>> begin Supplied data

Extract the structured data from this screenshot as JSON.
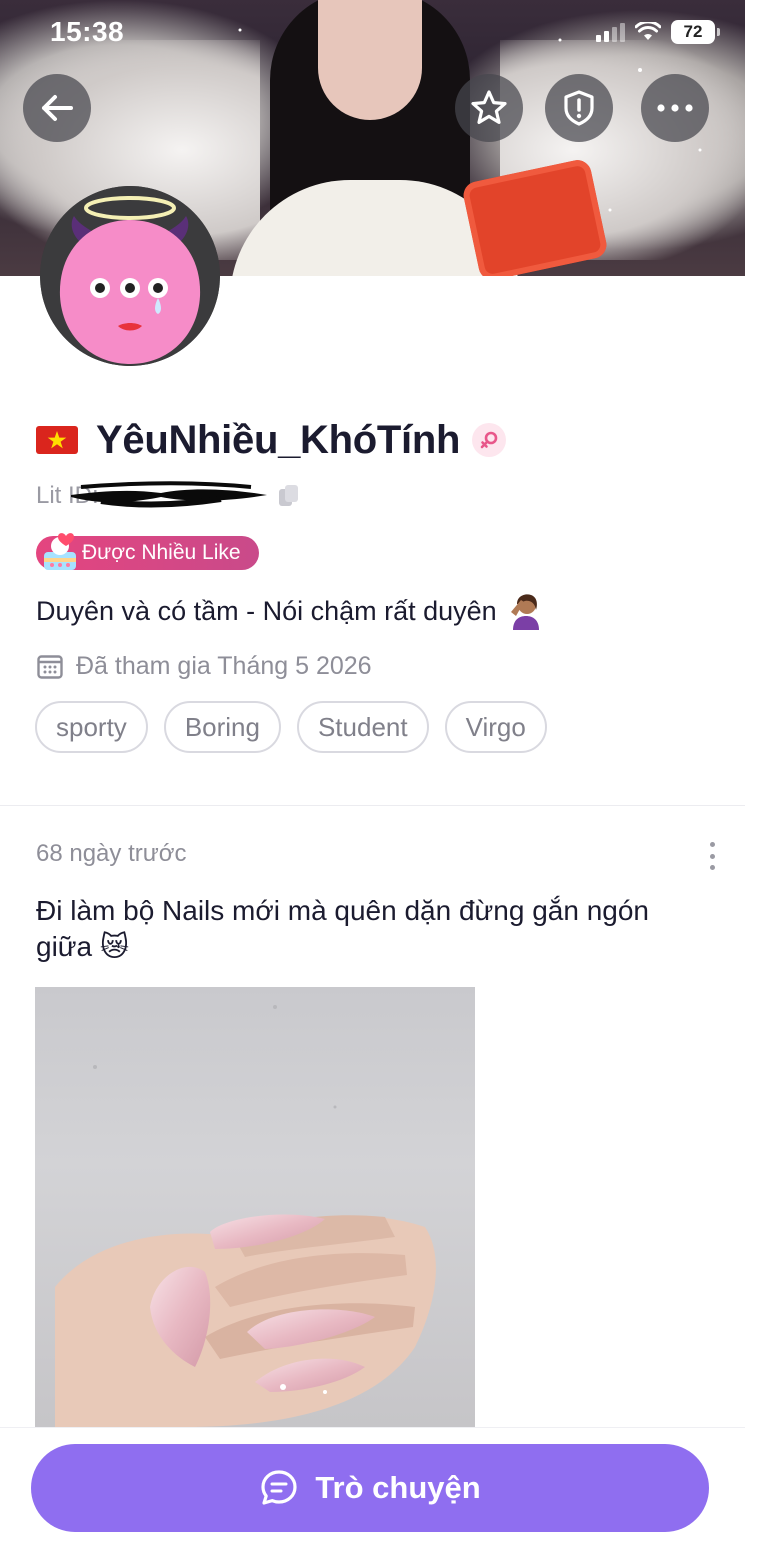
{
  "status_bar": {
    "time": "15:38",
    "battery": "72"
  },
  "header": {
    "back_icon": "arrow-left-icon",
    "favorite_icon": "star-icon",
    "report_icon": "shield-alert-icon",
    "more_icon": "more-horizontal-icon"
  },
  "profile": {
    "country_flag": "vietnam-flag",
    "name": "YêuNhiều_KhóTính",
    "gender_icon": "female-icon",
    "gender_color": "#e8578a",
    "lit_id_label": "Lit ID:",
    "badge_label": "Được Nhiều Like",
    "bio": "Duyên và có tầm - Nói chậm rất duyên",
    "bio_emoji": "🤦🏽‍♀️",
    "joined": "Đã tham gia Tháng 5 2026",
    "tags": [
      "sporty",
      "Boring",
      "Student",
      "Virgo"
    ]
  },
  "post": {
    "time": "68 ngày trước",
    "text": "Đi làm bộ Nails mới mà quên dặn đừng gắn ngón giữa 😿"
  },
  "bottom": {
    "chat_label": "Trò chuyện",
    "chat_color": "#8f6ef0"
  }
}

>> end Supplied data

◆ **What to do**:
Quote the records in their entirety, keeping the wording exact and excluding pictures.

◆ **Result**:
Extract the structured data from this screenshot as JSON.
{
  "status_bar": {
    "time": "15:38",
    "battery": "72"
  },
  "header": {
    "back_icon": "arrow-left-icon",
    "favorite_icon": "star-icon",
    "report_icon": "shield-alert-icon",
    "more_icon": "more-horizontal-icon"
  },
  "profile": {
    "country_flag": "vietnam-flag",
    "name": "YêuNhiều_KhóTính",
    "gender_icon": "female-icon",
    "gender_color": "#e8578a",
    "lit_id_label": "Lit ID:",
    "badge_label": "Được Nhiều Like",
    "bio": "Duyên và có tầm - Nói chậm rất duyên",
    "bio_emoji": "🤦🏽‍♀️",
    "joined": "Đã tham gia Tháng 5 2026",
    "tags": [
      "sporty",
      "Boring",
      "Student",
      "Virgo"
    ]
  },
  "post": {
    "time": "68 ngày trước",
    "text": "Đi làm bộ Nails mới mà quên dặn đừng gắn ngón giữa 😿"
  },
  "bottom": {
    "chat_label": "Trò chuyện",
    "chat_color": "#8f6ef0"
  }
}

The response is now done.